Supplied passage:
* begin *
You Want Better Voting Turnout? Teach Good History: It is not Elections Canada’s job to educate our children

Commentary, Education, Marco Navarro-Genie


The key to sparking greater voting participation is not Internet gimmicks and more federal programs. Greater self-reliance and better school curricula are the answer.
Even though we appear to be headed for a surge in voting participation in this federal election, results since the 1960s show steady decline in voter turnout. While 75 percent of registered voters voted in the 1984 election, only 61 percent in did 2000, and 58.8 percent did in October 2008 –an all-time low.
A further breakdown shows things to be worse among the young. For voters aged 18-24 the participation estimate is about one third. The numbers are more alarming in some parts of the country, and there is genuine worry that less than a third of folks will vote one generation from now.
To combat the decline, Canada has spent tens of millions in the last two decades funding programs designed to reinvigorate voting, “raise awareness,” register the homeless, excite the young and so forth.
Curiously, participation rates have kept right on dropping as programmes increased, suggesting that such programs are not successful and that there are other factors at play.
Elections Canada intrudes into provincial jurisdiction to provide more “civic education.” Its efforts rest partly on the unidimensional assumption that people need more information. Yet, we live in the age of information. Never has more information been more available with less effort to more people during political campaigns than in the last decade. Jazzing up voting with electronic technologies will not solve the problem either.
* end *
Dataset:
* begin *
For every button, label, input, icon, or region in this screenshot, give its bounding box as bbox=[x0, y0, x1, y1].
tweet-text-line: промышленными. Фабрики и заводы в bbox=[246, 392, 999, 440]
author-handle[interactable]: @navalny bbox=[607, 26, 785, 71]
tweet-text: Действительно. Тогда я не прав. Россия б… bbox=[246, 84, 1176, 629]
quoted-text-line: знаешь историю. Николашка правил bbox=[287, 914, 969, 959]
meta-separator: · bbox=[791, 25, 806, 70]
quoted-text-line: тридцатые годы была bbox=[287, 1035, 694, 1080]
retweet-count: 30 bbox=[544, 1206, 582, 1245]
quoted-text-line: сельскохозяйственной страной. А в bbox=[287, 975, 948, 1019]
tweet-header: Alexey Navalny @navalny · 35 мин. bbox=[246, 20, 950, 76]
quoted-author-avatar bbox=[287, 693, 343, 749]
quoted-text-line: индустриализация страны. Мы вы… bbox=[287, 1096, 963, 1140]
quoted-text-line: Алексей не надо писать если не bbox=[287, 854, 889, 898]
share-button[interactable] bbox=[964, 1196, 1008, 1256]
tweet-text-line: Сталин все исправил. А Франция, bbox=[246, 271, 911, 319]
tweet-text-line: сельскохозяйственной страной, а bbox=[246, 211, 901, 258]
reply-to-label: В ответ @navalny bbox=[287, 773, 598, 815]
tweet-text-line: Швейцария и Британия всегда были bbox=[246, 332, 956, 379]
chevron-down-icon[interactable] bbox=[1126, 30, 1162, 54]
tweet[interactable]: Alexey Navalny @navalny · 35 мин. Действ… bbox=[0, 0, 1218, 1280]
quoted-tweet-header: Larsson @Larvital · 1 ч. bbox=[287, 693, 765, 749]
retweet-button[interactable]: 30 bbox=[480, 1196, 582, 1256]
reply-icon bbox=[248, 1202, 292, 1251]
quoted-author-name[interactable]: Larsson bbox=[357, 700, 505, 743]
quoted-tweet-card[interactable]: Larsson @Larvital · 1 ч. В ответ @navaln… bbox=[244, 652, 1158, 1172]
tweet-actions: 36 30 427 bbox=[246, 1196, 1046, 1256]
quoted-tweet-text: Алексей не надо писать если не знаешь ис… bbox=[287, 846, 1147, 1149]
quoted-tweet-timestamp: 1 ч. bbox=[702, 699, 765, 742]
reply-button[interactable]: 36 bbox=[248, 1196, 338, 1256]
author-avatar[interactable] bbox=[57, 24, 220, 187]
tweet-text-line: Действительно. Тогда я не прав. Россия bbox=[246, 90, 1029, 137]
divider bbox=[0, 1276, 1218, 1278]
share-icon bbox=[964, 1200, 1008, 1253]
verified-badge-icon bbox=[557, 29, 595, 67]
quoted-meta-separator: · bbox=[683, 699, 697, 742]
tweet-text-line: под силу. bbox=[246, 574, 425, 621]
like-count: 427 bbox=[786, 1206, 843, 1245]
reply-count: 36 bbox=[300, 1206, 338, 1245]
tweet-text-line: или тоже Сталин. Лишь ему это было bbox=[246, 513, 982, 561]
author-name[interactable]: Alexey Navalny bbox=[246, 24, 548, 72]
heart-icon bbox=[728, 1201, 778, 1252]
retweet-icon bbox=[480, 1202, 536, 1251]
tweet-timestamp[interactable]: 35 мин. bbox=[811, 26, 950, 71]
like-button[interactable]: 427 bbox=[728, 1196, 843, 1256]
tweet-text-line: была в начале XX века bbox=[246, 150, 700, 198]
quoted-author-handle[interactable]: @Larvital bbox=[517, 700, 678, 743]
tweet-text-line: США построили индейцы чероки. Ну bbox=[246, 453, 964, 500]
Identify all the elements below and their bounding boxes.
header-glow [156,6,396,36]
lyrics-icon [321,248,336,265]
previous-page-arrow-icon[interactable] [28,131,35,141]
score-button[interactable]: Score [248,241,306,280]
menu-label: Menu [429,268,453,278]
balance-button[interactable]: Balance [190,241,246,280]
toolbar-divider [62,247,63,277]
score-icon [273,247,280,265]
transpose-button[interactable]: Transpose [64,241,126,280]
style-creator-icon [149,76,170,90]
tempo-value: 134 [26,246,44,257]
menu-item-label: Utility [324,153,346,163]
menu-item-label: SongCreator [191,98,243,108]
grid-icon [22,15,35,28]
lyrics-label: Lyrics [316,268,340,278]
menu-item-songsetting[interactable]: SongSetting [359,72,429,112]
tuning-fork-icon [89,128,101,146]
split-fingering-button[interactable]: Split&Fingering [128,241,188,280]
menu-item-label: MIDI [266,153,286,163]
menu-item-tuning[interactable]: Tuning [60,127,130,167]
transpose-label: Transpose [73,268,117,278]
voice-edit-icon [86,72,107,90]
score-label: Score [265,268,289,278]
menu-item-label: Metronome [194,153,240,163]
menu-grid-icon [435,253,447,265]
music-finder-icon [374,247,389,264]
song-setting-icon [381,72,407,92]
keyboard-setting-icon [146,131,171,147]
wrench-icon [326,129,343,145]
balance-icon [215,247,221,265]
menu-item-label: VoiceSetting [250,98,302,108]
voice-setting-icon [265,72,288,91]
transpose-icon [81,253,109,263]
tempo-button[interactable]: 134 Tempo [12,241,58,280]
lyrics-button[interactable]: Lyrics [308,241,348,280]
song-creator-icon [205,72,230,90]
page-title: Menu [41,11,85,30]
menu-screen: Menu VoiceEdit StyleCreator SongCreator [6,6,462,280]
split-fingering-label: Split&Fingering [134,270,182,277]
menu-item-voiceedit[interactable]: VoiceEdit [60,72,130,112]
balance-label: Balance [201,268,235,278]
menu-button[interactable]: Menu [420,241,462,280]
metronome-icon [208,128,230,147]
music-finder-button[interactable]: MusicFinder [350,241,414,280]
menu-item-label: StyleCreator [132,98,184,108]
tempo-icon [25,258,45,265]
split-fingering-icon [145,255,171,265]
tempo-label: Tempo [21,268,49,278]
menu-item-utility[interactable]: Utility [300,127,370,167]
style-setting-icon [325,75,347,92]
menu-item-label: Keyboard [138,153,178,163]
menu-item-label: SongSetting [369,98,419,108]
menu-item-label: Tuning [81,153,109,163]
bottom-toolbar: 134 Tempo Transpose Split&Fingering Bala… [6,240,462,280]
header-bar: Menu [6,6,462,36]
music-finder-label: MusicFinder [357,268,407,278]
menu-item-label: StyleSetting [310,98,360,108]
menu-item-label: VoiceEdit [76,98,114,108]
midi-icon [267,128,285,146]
* end *
To-do list:
- A) Please decide whether each statement agrees with the voter turnout commentary, answering yes or no and quoting the deciding words. (i) In the 1984 election, 75 percent of registered voters voted. (ii) Internet gimmicks are the key to greater voting participation. (iii) Participation rates rose as programs increased.
- B) Name every aim that the voter turnout commentary gives for the programs Canada has funded to combat the decline.
- C) Reproduce the voter turnout commentary word for word, starting at "Elections Canada intrudes" and ending at "the problem either.".
The records are not needed for anything here.

Full solutions:
- A)
(i) Yes: "While 75 percent of registered voters voted in the 1984 election"
(ii) No: "The key to sparking greater voting participation is not Internet gimmicks and more federal programs."
(iii) No: "participation rates have kept right on dropping as programmes increased"

- B)
- Reinvigorate voting
- "Raise awareness"
- Register the homeless
- Excite the young

- C)
Elections Canada intrudes into provincial jurisdiction to provide more “civic education.” Its efforts rest partly on the unidimensional assumption that people need more information. Yet, we live in the age of information. Never has more information been more available with less effort to more people during political campaigns than in the last decade. Jazzing up voting with electronic technologies will not solve the problem either.